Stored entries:
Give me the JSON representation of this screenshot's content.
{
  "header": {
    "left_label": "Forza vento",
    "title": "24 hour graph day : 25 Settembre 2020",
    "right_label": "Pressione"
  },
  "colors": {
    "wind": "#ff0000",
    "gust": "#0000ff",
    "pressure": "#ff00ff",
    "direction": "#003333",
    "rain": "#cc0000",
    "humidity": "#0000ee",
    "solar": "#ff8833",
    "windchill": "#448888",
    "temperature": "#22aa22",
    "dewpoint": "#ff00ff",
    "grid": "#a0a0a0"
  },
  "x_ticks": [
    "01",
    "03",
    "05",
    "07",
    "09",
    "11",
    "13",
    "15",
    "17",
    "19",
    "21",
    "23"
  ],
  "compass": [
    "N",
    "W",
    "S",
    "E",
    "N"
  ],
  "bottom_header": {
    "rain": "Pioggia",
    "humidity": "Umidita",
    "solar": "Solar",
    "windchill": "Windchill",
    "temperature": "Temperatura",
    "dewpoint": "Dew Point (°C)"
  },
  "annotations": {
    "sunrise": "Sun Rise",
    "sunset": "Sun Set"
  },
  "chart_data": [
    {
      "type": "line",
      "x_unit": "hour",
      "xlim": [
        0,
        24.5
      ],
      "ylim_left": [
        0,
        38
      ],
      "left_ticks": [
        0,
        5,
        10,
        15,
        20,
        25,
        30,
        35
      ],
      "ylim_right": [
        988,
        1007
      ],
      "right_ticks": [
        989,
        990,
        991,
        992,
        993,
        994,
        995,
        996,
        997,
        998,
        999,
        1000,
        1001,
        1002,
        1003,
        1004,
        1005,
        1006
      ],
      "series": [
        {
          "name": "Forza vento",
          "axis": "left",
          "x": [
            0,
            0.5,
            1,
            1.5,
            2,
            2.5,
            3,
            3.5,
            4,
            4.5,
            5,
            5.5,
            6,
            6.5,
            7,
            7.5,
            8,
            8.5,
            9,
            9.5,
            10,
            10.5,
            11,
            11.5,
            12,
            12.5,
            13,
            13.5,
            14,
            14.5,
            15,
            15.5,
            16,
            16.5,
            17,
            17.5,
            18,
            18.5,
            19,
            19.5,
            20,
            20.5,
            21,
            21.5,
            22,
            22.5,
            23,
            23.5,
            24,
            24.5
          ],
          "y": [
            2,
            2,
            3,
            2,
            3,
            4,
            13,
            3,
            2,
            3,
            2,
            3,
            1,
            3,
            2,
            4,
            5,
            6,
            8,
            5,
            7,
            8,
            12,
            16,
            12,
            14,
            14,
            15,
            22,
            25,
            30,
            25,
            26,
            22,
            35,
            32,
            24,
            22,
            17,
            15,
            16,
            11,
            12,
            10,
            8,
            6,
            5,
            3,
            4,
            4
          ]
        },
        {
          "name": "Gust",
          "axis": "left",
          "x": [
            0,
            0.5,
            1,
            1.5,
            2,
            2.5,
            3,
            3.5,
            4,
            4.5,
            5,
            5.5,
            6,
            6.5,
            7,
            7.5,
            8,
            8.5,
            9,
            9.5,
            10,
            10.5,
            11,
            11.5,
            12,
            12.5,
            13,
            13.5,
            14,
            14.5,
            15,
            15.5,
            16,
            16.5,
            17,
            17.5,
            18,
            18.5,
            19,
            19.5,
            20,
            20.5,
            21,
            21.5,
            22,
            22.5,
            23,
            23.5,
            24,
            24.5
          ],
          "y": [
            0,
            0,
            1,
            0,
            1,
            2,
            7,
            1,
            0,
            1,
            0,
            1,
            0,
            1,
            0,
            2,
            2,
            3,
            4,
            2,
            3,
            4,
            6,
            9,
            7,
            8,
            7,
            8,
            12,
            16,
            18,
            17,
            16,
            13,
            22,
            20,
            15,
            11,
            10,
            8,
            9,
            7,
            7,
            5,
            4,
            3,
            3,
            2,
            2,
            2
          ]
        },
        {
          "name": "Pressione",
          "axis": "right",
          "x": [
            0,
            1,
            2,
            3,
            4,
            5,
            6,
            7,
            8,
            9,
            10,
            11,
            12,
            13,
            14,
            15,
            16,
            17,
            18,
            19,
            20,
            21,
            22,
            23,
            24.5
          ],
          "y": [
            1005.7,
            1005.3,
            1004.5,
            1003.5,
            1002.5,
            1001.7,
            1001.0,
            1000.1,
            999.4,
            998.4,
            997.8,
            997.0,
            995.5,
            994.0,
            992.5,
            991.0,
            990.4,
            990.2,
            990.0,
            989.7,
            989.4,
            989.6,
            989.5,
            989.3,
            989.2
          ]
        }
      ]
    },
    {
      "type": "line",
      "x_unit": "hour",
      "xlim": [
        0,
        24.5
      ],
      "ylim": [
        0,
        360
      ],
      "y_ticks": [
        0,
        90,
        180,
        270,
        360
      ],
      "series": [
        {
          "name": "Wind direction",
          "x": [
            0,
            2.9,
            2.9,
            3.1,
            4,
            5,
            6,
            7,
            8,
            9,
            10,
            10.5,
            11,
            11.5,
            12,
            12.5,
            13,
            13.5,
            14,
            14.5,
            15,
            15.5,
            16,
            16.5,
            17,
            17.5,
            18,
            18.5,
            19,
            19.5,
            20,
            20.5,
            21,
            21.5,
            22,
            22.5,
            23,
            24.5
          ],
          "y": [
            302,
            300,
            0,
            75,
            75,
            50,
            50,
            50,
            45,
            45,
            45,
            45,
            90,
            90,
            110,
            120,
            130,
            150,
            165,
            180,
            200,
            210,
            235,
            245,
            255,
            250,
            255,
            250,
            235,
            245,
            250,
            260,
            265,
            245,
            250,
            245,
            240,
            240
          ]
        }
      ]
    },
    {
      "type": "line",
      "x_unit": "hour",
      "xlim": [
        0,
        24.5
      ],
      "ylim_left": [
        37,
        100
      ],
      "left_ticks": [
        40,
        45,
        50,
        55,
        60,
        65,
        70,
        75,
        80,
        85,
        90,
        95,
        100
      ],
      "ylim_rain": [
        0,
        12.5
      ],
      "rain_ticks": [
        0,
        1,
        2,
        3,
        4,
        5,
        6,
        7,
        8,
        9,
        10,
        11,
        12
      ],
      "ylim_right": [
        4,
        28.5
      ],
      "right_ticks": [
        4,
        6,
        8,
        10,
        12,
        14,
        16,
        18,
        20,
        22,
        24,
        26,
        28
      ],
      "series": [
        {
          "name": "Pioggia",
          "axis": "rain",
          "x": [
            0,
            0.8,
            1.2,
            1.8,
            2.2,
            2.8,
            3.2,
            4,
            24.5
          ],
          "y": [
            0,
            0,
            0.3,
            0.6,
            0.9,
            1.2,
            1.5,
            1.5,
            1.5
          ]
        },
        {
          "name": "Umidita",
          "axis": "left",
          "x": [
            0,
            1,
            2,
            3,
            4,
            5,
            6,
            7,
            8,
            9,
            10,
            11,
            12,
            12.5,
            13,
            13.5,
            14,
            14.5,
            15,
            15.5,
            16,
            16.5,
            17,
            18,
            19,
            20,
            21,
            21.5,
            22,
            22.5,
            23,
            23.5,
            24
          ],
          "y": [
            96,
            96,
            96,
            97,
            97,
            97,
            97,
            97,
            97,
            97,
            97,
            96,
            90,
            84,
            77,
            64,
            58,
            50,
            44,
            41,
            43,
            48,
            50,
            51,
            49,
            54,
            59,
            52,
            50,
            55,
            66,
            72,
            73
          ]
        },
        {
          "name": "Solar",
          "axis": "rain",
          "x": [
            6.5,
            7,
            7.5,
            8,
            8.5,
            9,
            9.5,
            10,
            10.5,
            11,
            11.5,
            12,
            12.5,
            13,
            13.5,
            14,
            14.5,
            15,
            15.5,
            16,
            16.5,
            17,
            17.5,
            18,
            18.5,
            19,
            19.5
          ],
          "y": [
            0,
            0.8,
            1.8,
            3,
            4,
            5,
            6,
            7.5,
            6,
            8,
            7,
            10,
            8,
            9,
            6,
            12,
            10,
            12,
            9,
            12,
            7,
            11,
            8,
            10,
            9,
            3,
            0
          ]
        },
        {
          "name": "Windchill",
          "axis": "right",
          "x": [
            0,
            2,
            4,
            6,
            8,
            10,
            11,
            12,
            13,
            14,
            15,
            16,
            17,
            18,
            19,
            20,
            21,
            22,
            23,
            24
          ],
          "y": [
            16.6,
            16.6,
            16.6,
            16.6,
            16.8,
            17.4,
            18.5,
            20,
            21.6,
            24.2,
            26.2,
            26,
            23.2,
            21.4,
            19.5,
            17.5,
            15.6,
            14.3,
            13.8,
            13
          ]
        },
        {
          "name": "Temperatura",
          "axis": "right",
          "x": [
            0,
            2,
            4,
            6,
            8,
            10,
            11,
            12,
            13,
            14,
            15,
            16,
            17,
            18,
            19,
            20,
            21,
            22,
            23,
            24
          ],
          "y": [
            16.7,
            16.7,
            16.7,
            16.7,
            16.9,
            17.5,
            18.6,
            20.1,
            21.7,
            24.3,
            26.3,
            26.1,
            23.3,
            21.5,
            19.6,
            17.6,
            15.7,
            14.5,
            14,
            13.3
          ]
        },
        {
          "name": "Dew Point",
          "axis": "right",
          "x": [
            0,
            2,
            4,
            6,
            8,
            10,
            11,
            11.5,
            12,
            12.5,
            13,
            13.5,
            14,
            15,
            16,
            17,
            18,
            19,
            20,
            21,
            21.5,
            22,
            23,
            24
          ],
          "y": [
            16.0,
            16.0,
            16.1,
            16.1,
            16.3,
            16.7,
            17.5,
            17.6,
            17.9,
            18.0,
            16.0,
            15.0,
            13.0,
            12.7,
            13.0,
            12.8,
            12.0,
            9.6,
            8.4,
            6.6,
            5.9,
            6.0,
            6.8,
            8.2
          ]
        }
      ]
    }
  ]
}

THE PROBLEM: Tally up the lines of the listing containing the word "dewpoint". Give only the total.

EXPECTED ANSWER: 2